=== WORK TO BE COMPLETED ===
Please print all of the material below, word for word.

=== DATA SECTION ===
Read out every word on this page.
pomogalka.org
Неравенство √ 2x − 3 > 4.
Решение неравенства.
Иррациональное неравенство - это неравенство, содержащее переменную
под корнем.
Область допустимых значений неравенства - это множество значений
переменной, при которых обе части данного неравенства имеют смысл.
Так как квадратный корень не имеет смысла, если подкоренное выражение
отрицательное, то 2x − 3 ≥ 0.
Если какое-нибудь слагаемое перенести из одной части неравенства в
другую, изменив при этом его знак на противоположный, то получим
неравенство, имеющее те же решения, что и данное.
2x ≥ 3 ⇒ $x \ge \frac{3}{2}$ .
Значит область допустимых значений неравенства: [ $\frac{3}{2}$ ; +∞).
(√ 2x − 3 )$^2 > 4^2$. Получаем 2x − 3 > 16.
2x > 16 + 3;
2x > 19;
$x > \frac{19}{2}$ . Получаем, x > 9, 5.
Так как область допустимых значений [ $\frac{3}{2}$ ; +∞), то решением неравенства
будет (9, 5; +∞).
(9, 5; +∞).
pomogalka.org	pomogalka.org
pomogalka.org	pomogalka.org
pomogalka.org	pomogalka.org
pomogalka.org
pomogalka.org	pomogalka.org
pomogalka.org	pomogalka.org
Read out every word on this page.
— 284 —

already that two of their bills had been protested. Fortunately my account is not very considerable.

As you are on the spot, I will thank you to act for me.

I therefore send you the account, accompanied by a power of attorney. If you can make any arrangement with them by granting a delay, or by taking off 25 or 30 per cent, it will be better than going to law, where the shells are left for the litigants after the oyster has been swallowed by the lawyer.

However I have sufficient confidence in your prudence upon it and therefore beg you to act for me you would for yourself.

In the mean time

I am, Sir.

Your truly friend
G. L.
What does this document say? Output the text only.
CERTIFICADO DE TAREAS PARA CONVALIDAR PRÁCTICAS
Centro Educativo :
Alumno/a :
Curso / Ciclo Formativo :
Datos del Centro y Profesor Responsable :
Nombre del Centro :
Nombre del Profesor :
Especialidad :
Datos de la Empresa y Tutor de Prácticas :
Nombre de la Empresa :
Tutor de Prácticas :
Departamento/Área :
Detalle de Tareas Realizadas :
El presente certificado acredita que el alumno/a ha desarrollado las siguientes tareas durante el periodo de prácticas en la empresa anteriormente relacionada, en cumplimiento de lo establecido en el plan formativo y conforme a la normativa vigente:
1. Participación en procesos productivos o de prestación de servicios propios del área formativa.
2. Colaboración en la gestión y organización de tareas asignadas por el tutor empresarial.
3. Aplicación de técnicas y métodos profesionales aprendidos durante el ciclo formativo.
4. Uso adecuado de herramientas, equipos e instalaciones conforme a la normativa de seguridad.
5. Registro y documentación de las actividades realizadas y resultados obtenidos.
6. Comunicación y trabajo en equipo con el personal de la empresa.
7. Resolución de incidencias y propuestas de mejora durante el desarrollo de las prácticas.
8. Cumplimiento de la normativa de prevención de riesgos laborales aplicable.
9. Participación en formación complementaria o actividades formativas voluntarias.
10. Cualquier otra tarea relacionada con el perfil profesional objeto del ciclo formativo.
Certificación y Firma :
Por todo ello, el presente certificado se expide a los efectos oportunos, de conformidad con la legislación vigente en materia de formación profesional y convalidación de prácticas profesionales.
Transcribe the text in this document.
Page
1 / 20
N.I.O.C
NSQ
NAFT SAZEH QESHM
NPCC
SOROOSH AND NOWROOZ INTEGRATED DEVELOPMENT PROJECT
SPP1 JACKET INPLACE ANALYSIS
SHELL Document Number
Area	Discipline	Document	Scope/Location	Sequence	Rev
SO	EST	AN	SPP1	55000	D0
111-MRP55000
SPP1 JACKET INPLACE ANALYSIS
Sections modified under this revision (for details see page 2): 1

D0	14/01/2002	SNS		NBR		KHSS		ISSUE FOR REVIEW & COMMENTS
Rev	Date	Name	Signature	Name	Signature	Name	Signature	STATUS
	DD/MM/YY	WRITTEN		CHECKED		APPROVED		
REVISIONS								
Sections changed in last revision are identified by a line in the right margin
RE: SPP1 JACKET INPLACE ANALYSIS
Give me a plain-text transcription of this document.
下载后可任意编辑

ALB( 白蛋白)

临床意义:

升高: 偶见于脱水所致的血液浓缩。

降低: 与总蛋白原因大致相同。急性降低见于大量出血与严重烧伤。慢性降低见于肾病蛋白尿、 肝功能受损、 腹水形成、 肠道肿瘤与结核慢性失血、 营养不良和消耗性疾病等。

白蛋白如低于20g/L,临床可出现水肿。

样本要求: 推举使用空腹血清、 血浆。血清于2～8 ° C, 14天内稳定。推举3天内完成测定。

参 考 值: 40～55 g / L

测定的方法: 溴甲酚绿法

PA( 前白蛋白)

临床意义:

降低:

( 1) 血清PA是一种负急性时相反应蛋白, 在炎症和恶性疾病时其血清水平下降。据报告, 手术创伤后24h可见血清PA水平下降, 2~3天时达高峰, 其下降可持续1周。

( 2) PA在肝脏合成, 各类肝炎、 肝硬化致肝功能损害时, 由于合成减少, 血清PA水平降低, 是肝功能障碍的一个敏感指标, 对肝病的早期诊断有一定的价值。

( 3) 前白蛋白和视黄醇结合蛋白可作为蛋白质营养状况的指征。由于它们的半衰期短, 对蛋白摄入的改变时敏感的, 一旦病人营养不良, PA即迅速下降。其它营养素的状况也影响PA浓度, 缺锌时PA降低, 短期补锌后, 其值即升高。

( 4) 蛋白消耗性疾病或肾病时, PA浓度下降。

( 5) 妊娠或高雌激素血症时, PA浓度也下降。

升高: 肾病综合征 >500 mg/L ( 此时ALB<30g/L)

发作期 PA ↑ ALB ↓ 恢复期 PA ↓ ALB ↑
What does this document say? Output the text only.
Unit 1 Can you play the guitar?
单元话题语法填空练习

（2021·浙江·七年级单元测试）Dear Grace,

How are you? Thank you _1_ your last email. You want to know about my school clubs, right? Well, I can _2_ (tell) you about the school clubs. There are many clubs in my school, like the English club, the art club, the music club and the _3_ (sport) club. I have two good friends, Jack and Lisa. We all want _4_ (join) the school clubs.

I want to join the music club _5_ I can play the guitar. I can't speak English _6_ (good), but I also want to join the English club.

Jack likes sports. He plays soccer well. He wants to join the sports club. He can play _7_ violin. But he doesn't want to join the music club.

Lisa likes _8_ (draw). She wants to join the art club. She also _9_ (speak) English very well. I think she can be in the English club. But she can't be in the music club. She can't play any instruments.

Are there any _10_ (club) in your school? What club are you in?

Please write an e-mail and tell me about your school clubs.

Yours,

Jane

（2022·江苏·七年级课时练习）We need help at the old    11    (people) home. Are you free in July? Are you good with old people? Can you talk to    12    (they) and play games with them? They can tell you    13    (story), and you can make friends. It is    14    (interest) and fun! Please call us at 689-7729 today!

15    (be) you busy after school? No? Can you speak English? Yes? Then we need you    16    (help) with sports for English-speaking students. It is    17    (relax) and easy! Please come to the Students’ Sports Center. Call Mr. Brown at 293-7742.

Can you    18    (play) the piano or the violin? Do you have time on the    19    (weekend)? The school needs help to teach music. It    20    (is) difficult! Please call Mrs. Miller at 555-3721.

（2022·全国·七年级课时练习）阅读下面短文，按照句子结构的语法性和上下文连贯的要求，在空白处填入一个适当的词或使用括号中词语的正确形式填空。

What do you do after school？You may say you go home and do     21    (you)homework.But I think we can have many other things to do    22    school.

=== SOLUTION ===
Read out every word on this page.
pomogalka.org
Неравенство √ 2x − 3 > 4.
Решение неравенства.
Иррациональное неравенство - это неравенство, содержащее переменную
под корнем.
Область допустимых значений неравенства - это множество значений
переменной, при которых обе части данного неравенства имеют смысл.
Так как квадратный корень не имеет смысла, если подкоренное выражение
отрицательное, то 2x − 3 ≥ 0.
Если какое-нибудь слагаемое перенести из одной части неравенства в
другую, изменив при этом его знак на противоположный, то получим
неравенство, имеющее те же решения, что и данное.
2x ≥ 3 ⇒ $x \ge \frac{3}{2}$ .
Значит область допустимых значений неравенства: [ $\frac{3}{2}$ ; +∞).
(√ 2x − 3 )$^2 > 4^2$. Получаем 2x − 3 > 16.
2x > 16 + 3;
2x > 19;
$x > \frac{19}{2}$ . Получаем, x > 9, 5.
Так как область допустимых значений [ $\frac{3}{2}$ ; +∞), то решением неравенства
будет (9, 5; +∞).
(9, 5; +∞).
pomogalka.org	pomogalka.org
pomogalka.org	pomogalka.org
pomogalka.org	pomogalka.org
pomogalka.org
pomogalka.org	pomogalka.org
pomogalka.org	pomogalka.org
Read out every word on this page.
— 284 —

already that two of their bills had been protested. Fortunately my account is not very considerable.

As you are on the spot, I will thank you to act for me.

I therefore send you the account, accompanied by a power of attorney. If you can make any arrangement with them by granting a delay, or by taking off 25 or 30 per cent, it will be better than going to law, where the shells are left for the litigants after the oyster has been swallowed by the lawyer.

However I have sufficient confidence in your prudence upon it and therefore beg you to act for me you would for yourself.

In the mean time

I am, Sir.

Your truly friend
G. L.
What does this document say? Output the text only.
CERTIFICADO DE TAREAS PARA CONVALIDAR PRÁCTICAS
Centro Educativo :
Alumno/a :
Curso / Ciclo Formativo :
Datos del Centro y Profesor Responsable :
Nombre del Centro :
Nombre del Profesor :
Especialidad :
Datos de la Empresa y Tutor de Prácticas :
Nombre de la Empresa :
Tutor de Prácticas :
Departamento/Área :
Detalle de Tareas Realizadas :
El presente certificado acredita que el alumno/a ha desarrollado las siguientes tareas durante el periodo de prácticas en la empresa anteriormente relacionada, en cumplimiento de lo establecido en el plan formativo y conforme a la normativa vigente:
1. Participación en procesos productivos o de prestación de servicios propios del área formativa.
2. Colaboración en la gestión y organización de tareas asignadas por el tutor empresarial.
3. Aplicación de técnicas y métodos profesionales aprendidos durante el ciclo formativo.
4. Uso adecuado de herramientas, equipos e instalaciones conforme a la normativa de seguridad.
5. Registro y documentación de las actividades realizadas y resultados obtenidos.
6. Comunicación y trabajo en equipo con el personal de la empresa.
7. Resolución de incidencias y propuestas de mejora durante el desarrollo de las prácticas.
8. Cumplimiento de la normativa de prevención de riesgos laborales aplicable.
9. Participación en formación complementaria o actividades formativas voluntarias.
10. Cualquier otra tarea relacionada con el perfil profesional objeto del ciclo formativo.
Certificación y Firma :
Por todo ello, el presente certificado se expide a los efectos oportunos, de conformidad con la legislación vigente en materia de formación profesional y convalidación de prácticas profesionales.
Transcribe the text in this document.
Page
1 / 20
N.I.O.C
NSQ
NAFT SAZEH QESHM
NPCC
SOROOSH AND NOWROOZ INTEGRATED DEVELOPMENT PROJECT
SPP1 JACKET INPLACE ANALYSIS
SHELL Document Number
Area	Discipline	Document	Scope/Location	Sequence	Rev
SO	EST	AN	SPP1	55000	D0
111-MRP55000
SPP1 JACKET INPLACE ANALYSIS
Sections modified under this revision (for details see page 2): 1

D0	14/01/2002	SNS		NBR		KHSS		ISSUE FOR REVIEW & COMMENTS
Rev	Date	Name	Signature	Name	Signature	Name	Signature	STATUS
	DD/MM/YY	WRITTEN		CHECKED		APPROVED		
REVISIONS								
Sections changed in last revision are identified by a line in the right margin
RE: SPP1 JACKET INPLACE ANALYSIS
Give me a plain-text transcription of this document.
下载后可任意编辑

ALB( 白蛋白)

临床意义:

升高: 偶见于脱水所致的血液浓缩。

降低: 与总蛋白原因大致相同。急性降低见于大量出血与严重烧伤。慢性降低见于肾病蛋白尿、 肝功能受损、 腹水形成、 肠道肿瘤与结核慢性失血、 营养不良和消耗性疾病等。

白蛋白如低于20g/L,临床可出现水肿。

样本要求: 推举使用空腹血清、 血浆。血清于2～8 ° C, 14天内稳定。推举3天内完成测定。

参 考 值: 40～55 g / L

测定的方法: 溴甲酚绿法

PA( 前白蛋白)

临床意义:

降低:

( 1) 血清PA是一种负急性时相反应蛋白, 在炎症和恶性疾病时其血清水平下降。据报告, 手术创伤后24h可见血清PA水平下降, 2~3天时达高峰, 其下降可持续1周。

( 2) PA在肝脏合成, 各类肝炎、 肝硬化致肝功能损害时, 由于合成减少, 血清PA水平降低, 是肝功能障碍的一个敏感指标, 对肝病的早期诊断有一定的价值。

( 3) 前白蛋白和视黄醇结合蛋白可作为蛋白质营养状况的指征。由于它们的半衰期短, 对蛋白摄入的改变时敏感的, 一旦病人营养不良, PA即迅速下降。其它营养素的状况也影响PA浓度, 缺锌时PA降低, 短期补锌后, 其值即升高。

( 4) 蛋白消耗性疾病或肾病时, PA浓度下降。

( 5) 妊娠或高雌激素血症时, PA浓度也下降。

升高: 肾病综合征 >500 mg/L ( 此时ALB<30g/L)

发作期 PA ↑ ALB ↓ 恢复期 PA ↓ ALB ↑
What does this document say? Output the text only.
Unit 1 Can you play the guitar?
单元话题语法填空练习

（2021·浙江·七年级单元测试）Dear Grace,

How are you? Thank you _1_ your last email. You want to know about my school clubs, right? Well, I can _2_ (tell) you about the school clubs. There are many clubs in my school, like the English club, the art club, the music club and the _3_ (sport) club. I have two good friends, Jack and Lisa. We all want _4_ (join) the school clubs.

I want to join the music club _5_ I can play the guitar. I can't speak English _6_ (good), but I also want to join the English club.

Jack likes sports. He plays soccer well. He wants to join the sports club. He can play _7_ violin. But he doesn't want to join the music club.

Lisa likes _8_ (draw). She wants to join the art club. She also _9_ (speak) English very well. I think she can be in the English club. But she can't be in the music club. She can't play any instruments.

Are there any _10_ (club) in your school? What club are you in?

Please write an e-mail and tell me about your school clubs.

Yours,

Jane

（2022·江苏·七年级课时练习）We need help at the old    11    (people) home. Are you free in July? Are you good with old people? Can you talk to    12    (they) and play games with them? They can tell you    13    (story), and you can make friends. It is    14    (interest) and fun! Please call us at 689-7729 today!

15    (be) you busy after school? No? Can you speak English? Yes? Then we need you    16    (help) with sports for English-speaking students. It is    17    (relax) and easy! Please come to the Students’ Sports Center. Call Mr. Brown at 293-7742.

Can you    18    (play) the piano or the violin? Do you have time on the    19    (weekend)? The school needs help to teach music. It    20    (is) difficult! Please call Mrs. Miller at 555-3721.

（2022·全国·七年级课时练习）阅读下面短文，按照句子结构的语法性和上下文连贯的要求，在空白处填入一个适当的词或使用括号中词语的正确形式填空。

What do you do after school？You may say you go home and do     21    (you)homework.But I think we can have many other things to do    22    school.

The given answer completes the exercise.